[Start Data supplied]
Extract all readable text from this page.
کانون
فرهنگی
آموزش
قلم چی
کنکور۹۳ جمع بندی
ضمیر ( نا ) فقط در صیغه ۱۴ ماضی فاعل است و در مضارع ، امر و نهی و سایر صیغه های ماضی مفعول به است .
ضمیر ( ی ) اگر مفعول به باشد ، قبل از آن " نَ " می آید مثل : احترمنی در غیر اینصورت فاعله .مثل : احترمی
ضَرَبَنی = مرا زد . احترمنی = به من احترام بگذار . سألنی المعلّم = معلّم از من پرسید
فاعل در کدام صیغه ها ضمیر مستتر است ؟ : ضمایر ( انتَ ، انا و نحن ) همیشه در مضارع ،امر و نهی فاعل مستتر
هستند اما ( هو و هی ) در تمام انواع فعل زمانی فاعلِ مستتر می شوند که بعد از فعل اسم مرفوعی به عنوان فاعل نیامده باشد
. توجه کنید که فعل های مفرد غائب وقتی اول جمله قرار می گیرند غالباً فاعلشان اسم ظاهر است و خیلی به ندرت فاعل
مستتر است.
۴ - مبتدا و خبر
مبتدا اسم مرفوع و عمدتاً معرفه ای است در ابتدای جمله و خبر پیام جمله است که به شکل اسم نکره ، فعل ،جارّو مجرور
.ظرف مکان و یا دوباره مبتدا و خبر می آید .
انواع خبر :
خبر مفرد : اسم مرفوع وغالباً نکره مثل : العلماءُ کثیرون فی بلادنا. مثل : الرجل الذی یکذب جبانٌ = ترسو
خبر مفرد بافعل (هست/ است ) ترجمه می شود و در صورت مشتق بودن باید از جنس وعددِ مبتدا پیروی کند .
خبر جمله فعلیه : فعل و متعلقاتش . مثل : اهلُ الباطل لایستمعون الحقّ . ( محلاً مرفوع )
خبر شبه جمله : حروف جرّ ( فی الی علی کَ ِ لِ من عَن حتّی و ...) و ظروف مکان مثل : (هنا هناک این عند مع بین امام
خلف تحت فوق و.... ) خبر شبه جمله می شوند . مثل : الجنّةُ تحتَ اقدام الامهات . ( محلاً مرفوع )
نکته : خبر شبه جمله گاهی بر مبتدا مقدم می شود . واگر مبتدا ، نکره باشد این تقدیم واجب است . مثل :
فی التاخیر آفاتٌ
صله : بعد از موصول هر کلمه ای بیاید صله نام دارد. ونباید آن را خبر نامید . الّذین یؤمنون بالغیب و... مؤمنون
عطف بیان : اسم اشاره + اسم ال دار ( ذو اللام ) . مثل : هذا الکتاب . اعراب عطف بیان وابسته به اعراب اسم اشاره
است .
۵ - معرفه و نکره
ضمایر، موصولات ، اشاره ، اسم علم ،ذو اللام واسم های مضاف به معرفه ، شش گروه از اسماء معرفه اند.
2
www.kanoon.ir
[End Data supplied]
_Task goal_
Transcribe every entry exactly, omitting nothing.

_Full output_
Extract all readable text from this page.
کانون
فرهنگی
آموزش
قلم چی
کنکور۹۳ جمع بندی
ضمیر ( نا ) فقط در صیغه ۱۴ ماضی فاعل است و در مضارع ، امر و نهی و سایر صیغه های ماضی مفعول به است .
ضمیر ( ی ) اگر مفعول به باشد ، قبل از آن " نَ " می آید مثل : احترمنی در غیر اینصورت فاعله .مثل : احترمی
ضَرَبَنی = مرا زد . احترمنی = به من احترام بگذار . سألنی المعلّم = معلّم از من پرسید
فاعل در کدام صیغه ها ضمیر مستتر است ؟ : ضمایر ( انتَ ، انا و نحن ) همیشه در مضارع ،امر و نهی فاعل مستتر
هستند اما ( هو و هی ) در تمام انواع فعل زمانی فاعلِ مستتر می شوند که بعد از فعل اسم مرفوعی به عنوان فاعل نیامده باشد
. توجه کنید که فعل های مفرد غائب وقتی اول جمله قرار می گیرند غالباً فاعلشان اسم ظاهر است و خیلی به ندرت فاعل
مستتر است.
۴ - مبتدا و خبر
مبتدا اسم مرفوع و عمدتاً معرفه ای است در ابتدای جمله و خبر پیام جمله است که به شکل اسم نکره ، فعل ،جارّو مجرور
.ظرف مکان و یا دوباره مبتدا و خبر می آید .
انواع خبر :
خبر مفرد : اسم مرفوع وغالباً نکره مثل : العلماءُ کثیرون فی بلادنا. مثل : الرجل الذی یکذب جبانٌ = ترسو
خبر مفرد بافعل (هست/ است ) ترجمه می شود و در صورت مشتق بودن باید از جنس وعددِ مبتدا پیروی کند .
خبر جمله فعلیه : فعل و متعلقاتش . مثل : اهلُ الباطل لایستمعون الحقّ . ( محلاً مرفوع )
خبر شبه جمله : حروف جرّ ( فی الی علی کَ ِ لِ من عَن حتّی و ...) و ظروف مکان مثل : (هنا هناک این عند مع بین امام
خلف تحت فوق و.... ) خبر شبه جمله می شوند . مثل : الجنّةُ تحتَ اقدام الامهات . ( محلاً مرفوع )
نکته : خبر شبه جمله گاهی بر مبتدا مقدم می شود . واگر مبتدا ، نکره باشد این تقدیم واجب است . مثل :
فی التاخیر آفاتٌ
صله : بعد از موصول هر کلمه ای بیاید صله نام دارد. ونباید آن را خبر نامید . الّذین یؤمنون بالغیب و... مؤمنون
عطف بیان : اسم اشاره + اسم ال دار ( ذو اللام ) . مثل : هذا الکتاب . اعراب عطف بیان وابسته به اعراب اسم اشاره
است .
۵ - معرفه و نکره
ضمایر، موصولات ، اشاره ، اسم علم ،ذو اللام واسم های مضاف به معرفه ، شش گروه از اسماء معرفه اند.
2
www.kanoon.ir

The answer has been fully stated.